* _TASK DESCRIPTION_
State the number of lines, and only that number, in which the word "more" appears.

* _DATASET EXTRACT_
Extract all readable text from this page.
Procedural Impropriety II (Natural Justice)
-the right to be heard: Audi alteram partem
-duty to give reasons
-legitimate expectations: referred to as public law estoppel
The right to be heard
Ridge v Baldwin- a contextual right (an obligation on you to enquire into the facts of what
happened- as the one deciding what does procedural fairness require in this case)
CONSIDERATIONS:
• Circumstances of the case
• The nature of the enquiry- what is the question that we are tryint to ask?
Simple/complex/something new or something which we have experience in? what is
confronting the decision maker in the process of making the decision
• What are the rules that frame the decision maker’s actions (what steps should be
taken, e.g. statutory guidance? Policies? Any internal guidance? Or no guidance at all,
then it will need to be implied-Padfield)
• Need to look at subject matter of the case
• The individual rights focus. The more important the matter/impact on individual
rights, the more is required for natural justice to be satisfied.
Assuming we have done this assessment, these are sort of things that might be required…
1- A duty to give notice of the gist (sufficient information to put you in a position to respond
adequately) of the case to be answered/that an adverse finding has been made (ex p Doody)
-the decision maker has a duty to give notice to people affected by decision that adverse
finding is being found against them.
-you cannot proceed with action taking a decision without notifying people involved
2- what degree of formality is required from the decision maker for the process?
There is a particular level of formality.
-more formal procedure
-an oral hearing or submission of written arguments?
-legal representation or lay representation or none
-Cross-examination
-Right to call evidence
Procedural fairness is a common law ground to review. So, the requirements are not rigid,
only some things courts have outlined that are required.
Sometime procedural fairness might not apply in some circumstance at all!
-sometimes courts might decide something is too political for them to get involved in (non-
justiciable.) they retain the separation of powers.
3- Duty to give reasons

* _RESPONSE TO THE TASK_
3